▸ **Problem description**: Don't copy the pictures; return every other part of the records exactly.

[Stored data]
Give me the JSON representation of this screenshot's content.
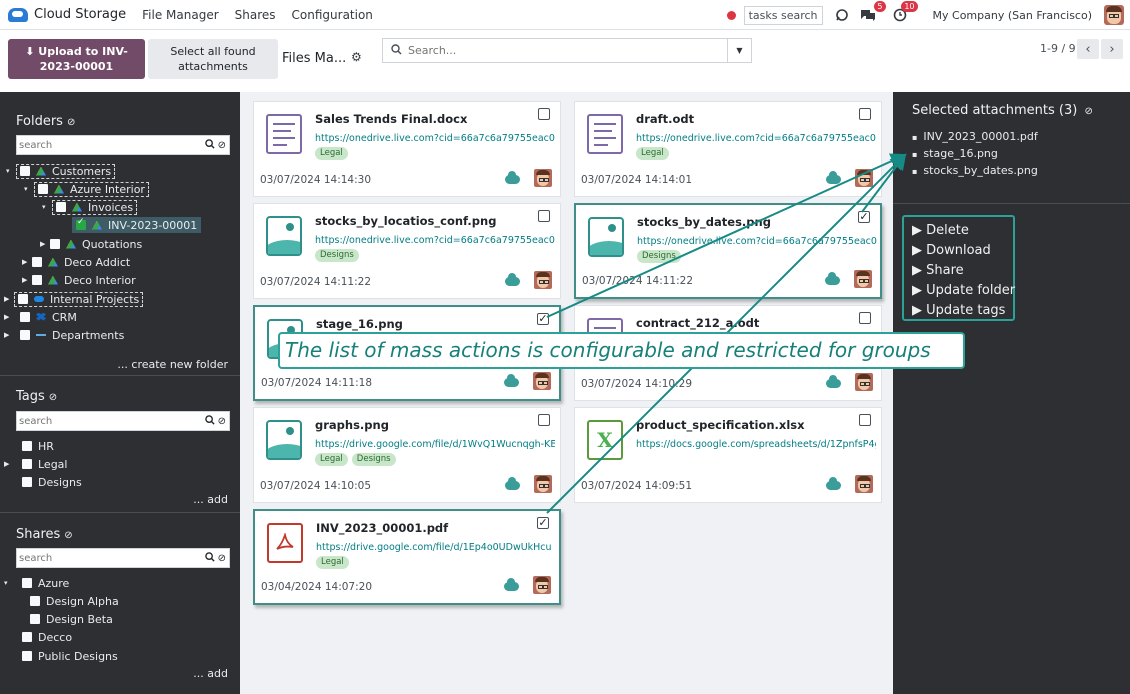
{
  "navbar": {
    "app_name": "Cloud Storage",
    "menus": [
      "File Manager",
      "Shares",
      "Configuration"
    ],
    "tasks_search": "tasks search",
    "messages_count": "5",
    "activity_count": "10",
    "company": "My Company (San Francisco)"
  },
  "control": {
    "upload_label": "Upload to INV-2023-00001",
    "select_all_label": "Select all found attachments",
    "view_title": "Files Ma...",
    "search_placeholder": "Search...",
    "pager": "1-9 / 9"
  },
  "sidebar": {
    "folders": {
      "title": "Folders",
      "search_placeholder": "search",
      "create_link": "... create new folder",
      "items": [
        {
          "label": "Customers"
        },
        {
          "label": "Azure Interior"
        },
        {
          "label": "Invoices"
        },
        {
          "label": "INV-2023-00001"
        },
        {
          "label": "Quotations"
        },
        {
          "label": "Deco Addict"
        },
        {
          "label": "Deco Interior"
        },
        {
          "label": "Internal Projects"
        },
        {
          "label": "CRM"
        },
        {
          "label": "Departments"
        }
      ]
    },
    "tags": {
      "title": "Tags",
      "search_placeholder": "search",
      "add_link": "... add",
      "items": [
        {
          "label": "HR"
        },
        {
          "label": "Legal"
        },
        {
          "label": "Designs"
        }
      ]
    },
    "shares": {
      "title": "Shares",
      "search_placeholder": "search",
      "add_link": "... add",
      "items": [
        {
          "label": "Azure"
        },
        {
          "label": "Design Alpha"
        },
        {
          "label": "Design Beta"
        },
        {
          "label": "Decco"
        },
        {
          "label": "Public Designs"
        }
      ]
    }
  },
  "files": [
    {
      "name": "Sales Trends Final.docx",
      "url": "https://onedrive.live.com?cid=66a7c6a79755eac0&id=",
      "tags": [
        "Legal"
      ],
      "date": "03/07/2024 14:14:30",
      "selected": false,
      "kind": "doc"
    },
    {
      "name": "draft.odt",
      "url": "https://onedrive.live.com?cid=66a7c6a79755eac0&id=",
      "tags": [
        "Legal"
      ],
      "date": "03/07/2024 14:14:01",
      "selected": false,
      "kind": "doc"
    },
    {
      "name": "stocks_by_locatios_conf.png",
      "url": "https://onedrive.live.com?cid=66a7c6a79755eac0&id=",
      "tags": [
        "Designs"
      ],
      "date": "03/07/2024 14:11:22",
      "selected": false,
      "kind": "img"
    },
    {
      "name": "stocks_by_dates.png",
      "url": "https://onedrive.live.com?cid=66a7c6a79755eac0&id=",
      "tags": [
        "Designs"
      ],
      "date": "03/07/2024 14:11:22",
      "selected": true,
      "kind": "img"
    },
    {
      "name": "stage_16.png",
      "url": "",
      "tags": [],
      "date": "03/07/2024 14:11:18",
      "selected": true,
      "kind": "img"
    },
    {
      "name": "contract_212_a.odt",
      "url": "",
      "tags": [],
      "date": "03/07/2024 14:10:29",
      "selected": false,
      "kind": "doc"
    },
    {
      "name": "graphs.png",
      "url": "https://drive.google.com/file/d/1WvQ1Wucnqgh-KEb",
      "tags": [
        "Legal",
        "Designs"
      ],
      "date": "03/07/2024 14:10:05",
      "selected": false,
      "kind": "img"
    },
    {
      "name": "product_specification.xlsx",
      "url": "https://docs.google.com/spreadsheets/d/1ZpnfsP4gH",
      "tags": [],
      "date": "03/07/2024 14:09:51",
      "selected": false,
      "kind": "xls"
    },
    {
      "name": "INV_2023_00001.pdf",
      "url": "https://drive.google.com/file/d/1Ep4o0UDwUkHcu",
      "tags": [
        "Legal"
      ],
      "date": "03/04/2024 14:07:20",
      "selected": true,
      "kind": "pdf"
    }
  ],
  "selected_panel": {
    "title": "Selected attachments (3)",
    "items": [
      "INV_2023_00001.pdf",
      "stage_16.png",
      "stocks_by_dates.png"
    ],
    "actions": [
      "Delete",
      "Download",
      "Share",
      "Update folder",
      "Update tags"
    ]
  },
  "annotation": {
    "text": "The list of mass actions is configurable and restricted for groups"
  },
  "colors": {
    "primary": "#714b67",
    "accent": "#2ba197",
    "sidebar_bg": "#2d2f33"
  }
}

▸ **Exercise output**:
Give me the JSON representation of this screenshot's content.
{
  "navbar": {
    "app_name": "Cloud Storage",
    "menus": [
      "File Manager",
      "Shares",
      "Configuration"
    ],
    "tasks_search": "tasks search",
    "messages_count": "5",
    "activity_count": "10",
    "company": "My Company (San Francisco)"
  },
  "control": {
    "upload_label": "Upload to INV-2023-00001",
    "select_all_label": "Select all found attachments",
    "view_title": "Files Ma...",
    "search_placeholder": "Search...",
    "pager": "1-9 / 9"
  },
  "sidebar": {
    "folders": {
      "title": "Folders",
      "search_placeholder": "search",
      "create_link": "... create new folder",
      "items": [
        {
          "label": "Customers"
        },
        {
          "label": "Azure Interior"
        },
        {
          "label": "Invoices"
        },
        {
          "label": "INV-2023-00001"
        },
        {
          "label": "Quotations"
        },
        {
          "label": "Deco Addict"
        },
        {
          "label": "Deco Interior"
        },
        {
          "label": "Internal Projects"
        },
        {
          "label": "CRM"
        },
        {
          "label": "Departments"
        }
      ]
    },
    "tags": {
      "title": "Tags",
      "search_placeholder": "search",
      "add_link": "... add",
      "items": [
        {
          "label": "HR"
        },
        {
          "label": "Legal"
        },
        {
          "label": "Designs"
        }
      ]
    },
    "shares": {
      "title": "Shares",
      "search_placeholder": "search",
      "add_link": "... add",
      "items": [
        {
          "label": "Azure"
        },
        {
          "label": "Design Alpha"
        },
        {
          "label": "Design Beta"
        },
        {
          "label": "Decco"
        },
        {
          "label": "Public Designs"
        }
      ]
    }
  },
  "files": [
    {
      "name": "Sales Trends Final.docx",
      "url": "https://onedrive.live.com?cid=66a7c6a79755eac0&id=",
      "tags": [
        "Legal"
      ],
      "date": "03/07/2024 14:14:30",
      "selected": false,
      "kind": "doc"
    },
    {
      "name": "draft.odt",
      "url": "https://onedrive.live.com?cid=66a7c6a79755eac0&id=",
      "tags": [
        "Legal"
      ],
      "date": "03/07/2024 14:14:01",
      "selected": false,
      "kind": "doc"
    },
    {
      "name": "stocks_by_locatios_conf.png",
      "url": "https://onedrive.live.com?cid=66a7c6a79755eac0&id=",
      "tags": [
        "Designs"
      ],
      "date": "03/07/2024 14:11:22",
      "selected": false,
      "kind": "img"
    },
    {
      "name": "stocks_by_dates.png",
      "url": "https://onedrive.live.com?cid=66a7c6a79755eac0&id=",
      "tags": [
        "Designs"
      ],
      "date": "03/07/2024 14:11:22",
      "selected": true,
      "kind": "img"
    },
    {
      "name": "stage_16.png",
      "url": "",
      "tags": [],
      "date": "03/07/2024 14:11:18",
      "selected": true,
      "kind": "img"
    },
    {
      "name": "contract_212_a.odt",
      "url": "",
      "tags": [],
      "date": "03/07/2024 14:10:29",
      "selected": false,
      "kind": "doc"
    },
    {
      "name": "graphs.png",
      "url": "https://drive.google.com/file/d/1WvQ1Wucnqgh-KEb",
      "tags": [
        "Legal",
        "Designs"
      ],
      "date": "03/07/2024 14:10:05",
      "selected": false,
      "kind": "img"
    },
    {
      "name": "product_specification.xlsx",
      "url": "https://docs.google.com/spreadsheets/d/1ZpnfsP4gH",
      "tags": [],
      "date": "03/07/2024 14:09:51",
      "selected": false,
      "kind": "xls"
    },
    {
      "name": "INV_2023_00001.pdf",
      "url": "https://drive.google.com/file/d/1Ep4o0UDwUkHcu",
      "tags": [
        "Legal"
      ],
      "date": "03/04/2024 14:07:20",
      "selected": true,
      "kind": "pdf"
    }
  ],
  "selected_panel": {
    "title": "Selected attachments (3)",
    "items": [
      "INV_2023_00001.pdf",
      "stage_16.png",
      "stocks_by_dates.png"
    ],
    "actions": [
      "Delete",
      "Download",
      "Share",
      "Update folder",
      "Update tags"
    ]
  },
  "annotation": {
    "text": "The list of mass actions is configurable and restricted for groups"
  },
  "colors": {
    "primary": "#714b67",
    "accent": "#2ba197",
    "sidebar_bg": "#2d2f33"
  }
}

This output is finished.